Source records
Start

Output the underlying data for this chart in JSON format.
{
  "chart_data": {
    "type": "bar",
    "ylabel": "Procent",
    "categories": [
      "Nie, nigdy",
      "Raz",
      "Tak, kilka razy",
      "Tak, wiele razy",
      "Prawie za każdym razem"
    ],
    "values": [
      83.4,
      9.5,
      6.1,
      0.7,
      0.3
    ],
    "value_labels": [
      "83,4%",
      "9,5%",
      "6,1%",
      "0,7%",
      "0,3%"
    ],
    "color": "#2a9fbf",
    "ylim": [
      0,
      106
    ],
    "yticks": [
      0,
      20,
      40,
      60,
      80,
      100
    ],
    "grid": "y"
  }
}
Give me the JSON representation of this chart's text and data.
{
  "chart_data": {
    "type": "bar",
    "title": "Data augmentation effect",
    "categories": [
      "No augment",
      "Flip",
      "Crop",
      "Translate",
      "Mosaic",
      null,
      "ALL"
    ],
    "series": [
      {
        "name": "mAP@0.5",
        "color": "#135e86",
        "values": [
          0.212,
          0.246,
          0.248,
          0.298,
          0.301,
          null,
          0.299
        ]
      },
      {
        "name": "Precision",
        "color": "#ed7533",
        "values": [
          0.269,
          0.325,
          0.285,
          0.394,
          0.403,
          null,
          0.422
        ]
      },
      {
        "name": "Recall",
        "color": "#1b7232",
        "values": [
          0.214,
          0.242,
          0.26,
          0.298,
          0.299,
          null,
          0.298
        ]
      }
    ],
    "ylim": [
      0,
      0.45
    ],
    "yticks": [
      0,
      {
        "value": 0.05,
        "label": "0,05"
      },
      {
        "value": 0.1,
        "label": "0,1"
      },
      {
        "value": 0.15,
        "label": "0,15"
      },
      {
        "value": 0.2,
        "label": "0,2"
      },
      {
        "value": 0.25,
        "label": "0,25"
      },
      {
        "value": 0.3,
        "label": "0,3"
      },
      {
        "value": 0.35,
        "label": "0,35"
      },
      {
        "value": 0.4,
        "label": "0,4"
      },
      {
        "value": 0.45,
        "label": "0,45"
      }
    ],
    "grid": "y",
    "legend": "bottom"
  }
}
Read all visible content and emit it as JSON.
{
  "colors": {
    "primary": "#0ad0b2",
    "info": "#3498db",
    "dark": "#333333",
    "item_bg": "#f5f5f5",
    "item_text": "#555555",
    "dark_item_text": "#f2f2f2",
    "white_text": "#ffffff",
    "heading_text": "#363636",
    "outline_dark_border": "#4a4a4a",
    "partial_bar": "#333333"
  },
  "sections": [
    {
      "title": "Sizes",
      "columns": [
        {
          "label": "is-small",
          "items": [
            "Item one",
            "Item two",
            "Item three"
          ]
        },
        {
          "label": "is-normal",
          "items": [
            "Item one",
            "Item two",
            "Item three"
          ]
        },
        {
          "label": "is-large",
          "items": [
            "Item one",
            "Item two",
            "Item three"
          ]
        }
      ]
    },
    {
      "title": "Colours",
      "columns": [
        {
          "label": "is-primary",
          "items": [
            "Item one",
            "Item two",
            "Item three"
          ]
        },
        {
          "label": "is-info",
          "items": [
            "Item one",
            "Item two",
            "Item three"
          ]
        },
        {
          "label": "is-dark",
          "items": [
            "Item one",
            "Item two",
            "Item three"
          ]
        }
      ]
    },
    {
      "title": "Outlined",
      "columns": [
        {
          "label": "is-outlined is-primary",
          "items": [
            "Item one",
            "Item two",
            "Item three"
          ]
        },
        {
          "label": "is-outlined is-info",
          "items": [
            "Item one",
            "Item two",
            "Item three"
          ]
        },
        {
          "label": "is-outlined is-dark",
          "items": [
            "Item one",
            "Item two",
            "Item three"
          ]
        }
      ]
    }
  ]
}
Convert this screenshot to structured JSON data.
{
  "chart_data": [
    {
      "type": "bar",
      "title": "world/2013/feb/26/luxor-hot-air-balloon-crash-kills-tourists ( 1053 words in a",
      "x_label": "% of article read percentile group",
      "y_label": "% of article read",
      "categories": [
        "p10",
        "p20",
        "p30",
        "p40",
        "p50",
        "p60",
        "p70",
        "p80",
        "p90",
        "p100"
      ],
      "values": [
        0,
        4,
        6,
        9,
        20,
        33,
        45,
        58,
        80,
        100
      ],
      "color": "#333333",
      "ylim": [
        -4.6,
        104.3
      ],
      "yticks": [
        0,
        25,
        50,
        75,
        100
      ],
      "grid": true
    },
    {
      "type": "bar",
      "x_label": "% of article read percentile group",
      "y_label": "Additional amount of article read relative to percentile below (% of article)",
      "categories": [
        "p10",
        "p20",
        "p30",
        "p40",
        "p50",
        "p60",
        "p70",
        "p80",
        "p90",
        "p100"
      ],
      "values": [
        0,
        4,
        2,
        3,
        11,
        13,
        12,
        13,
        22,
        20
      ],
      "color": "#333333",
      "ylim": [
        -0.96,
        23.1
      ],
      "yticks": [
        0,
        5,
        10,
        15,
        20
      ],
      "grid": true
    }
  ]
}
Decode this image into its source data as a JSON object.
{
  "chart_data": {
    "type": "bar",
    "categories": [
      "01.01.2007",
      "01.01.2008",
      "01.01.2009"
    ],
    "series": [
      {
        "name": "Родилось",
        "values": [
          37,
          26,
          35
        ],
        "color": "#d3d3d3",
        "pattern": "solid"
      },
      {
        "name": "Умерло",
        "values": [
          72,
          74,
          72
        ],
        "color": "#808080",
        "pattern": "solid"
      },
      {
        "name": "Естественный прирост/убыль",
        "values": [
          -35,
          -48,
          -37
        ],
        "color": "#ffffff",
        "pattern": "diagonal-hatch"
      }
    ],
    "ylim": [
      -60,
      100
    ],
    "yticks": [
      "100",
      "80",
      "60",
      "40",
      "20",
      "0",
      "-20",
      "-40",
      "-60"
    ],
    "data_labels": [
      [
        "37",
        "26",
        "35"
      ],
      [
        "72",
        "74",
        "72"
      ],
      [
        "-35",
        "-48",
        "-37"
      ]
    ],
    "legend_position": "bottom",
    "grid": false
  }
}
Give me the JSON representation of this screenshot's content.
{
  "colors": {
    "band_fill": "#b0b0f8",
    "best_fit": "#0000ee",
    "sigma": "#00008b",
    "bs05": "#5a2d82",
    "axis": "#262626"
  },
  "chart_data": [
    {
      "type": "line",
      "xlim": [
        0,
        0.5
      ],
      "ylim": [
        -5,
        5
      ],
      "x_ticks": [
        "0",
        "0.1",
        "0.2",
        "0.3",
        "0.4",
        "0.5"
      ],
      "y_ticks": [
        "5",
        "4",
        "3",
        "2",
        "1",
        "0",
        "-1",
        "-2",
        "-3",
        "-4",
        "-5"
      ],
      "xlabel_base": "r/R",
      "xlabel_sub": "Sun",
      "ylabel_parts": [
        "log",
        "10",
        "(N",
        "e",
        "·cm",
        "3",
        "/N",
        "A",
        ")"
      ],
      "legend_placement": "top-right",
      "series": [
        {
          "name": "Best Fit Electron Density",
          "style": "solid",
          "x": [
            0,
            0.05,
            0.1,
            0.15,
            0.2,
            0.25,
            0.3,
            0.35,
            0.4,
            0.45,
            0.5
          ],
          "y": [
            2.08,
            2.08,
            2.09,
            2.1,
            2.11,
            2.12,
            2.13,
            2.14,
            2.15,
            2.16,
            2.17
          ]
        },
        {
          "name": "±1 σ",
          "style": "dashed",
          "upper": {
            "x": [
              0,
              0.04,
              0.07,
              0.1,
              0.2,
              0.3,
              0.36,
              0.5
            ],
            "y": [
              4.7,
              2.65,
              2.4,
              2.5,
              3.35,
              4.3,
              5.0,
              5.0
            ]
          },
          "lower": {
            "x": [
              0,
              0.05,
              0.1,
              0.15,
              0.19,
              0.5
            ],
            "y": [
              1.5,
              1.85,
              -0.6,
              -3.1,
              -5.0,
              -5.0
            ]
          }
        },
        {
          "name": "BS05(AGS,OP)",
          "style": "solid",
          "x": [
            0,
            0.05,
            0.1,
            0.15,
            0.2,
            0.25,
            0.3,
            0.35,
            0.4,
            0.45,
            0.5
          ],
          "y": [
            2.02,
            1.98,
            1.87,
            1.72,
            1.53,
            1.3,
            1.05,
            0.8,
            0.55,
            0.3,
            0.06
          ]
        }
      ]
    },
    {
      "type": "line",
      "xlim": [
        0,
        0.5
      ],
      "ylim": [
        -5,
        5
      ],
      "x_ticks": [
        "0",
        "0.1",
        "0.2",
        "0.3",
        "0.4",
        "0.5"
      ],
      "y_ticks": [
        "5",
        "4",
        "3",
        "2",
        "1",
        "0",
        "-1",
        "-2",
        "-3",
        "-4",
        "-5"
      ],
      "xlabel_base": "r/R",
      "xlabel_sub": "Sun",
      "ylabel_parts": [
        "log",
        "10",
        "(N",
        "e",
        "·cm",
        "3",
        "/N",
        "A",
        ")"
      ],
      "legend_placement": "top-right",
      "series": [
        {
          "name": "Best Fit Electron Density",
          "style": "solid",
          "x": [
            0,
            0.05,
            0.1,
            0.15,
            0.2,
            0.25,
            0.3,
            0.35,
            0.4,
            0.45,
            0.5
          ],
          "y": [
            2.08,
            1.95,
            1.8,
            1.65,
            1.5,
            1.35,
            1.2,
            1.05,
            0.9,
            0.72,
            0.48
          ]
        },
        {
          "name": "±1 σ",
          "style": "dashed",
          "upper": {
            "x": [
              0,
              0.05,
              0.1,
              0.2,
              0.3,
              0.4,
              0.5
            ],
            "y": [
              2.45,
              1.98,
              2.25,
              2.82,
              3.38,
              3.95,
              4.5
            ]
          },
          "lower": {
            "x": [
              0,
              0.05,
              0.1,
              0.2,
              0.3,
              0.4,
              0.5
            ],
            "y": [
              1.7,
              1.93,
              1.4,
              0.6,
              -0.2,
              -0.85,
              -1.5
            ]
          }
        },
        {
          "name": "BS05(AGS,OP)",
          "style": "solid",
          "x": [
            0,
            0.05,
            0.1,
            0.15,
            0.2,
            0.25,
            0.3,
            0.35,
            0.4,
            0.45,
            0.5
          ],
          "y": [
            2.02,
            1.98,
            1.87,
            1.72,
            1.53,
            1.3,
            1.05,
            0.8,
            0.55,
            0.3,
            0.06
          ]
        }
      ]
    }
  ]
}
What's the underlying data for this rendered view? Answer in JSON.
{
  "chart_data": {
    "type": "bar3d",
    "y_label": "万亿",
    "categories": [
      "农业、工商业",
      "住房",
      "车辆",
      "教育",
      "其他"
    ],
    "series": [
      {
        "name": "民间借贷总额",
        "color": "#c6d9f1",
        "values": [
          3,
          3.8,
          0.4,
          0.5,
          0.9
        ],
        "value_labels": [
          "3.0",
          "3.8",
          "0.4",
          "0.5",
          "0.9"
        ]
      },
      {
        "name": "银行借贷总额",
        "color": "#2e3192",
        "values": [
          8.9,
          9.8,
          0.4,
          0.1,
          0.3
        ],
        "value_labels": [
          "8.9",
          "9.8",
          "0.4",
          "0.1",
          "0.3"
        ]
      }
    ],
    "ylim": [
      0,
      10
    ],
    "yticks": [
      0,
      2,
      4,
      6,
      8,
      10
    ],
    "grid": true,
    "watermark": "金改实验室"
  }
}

End

EXERCISE AIM:
Return all lines containing the word "bottom".

CORRECT RESULT:
    "legend": "bottom"
    "legend_position": "bottom",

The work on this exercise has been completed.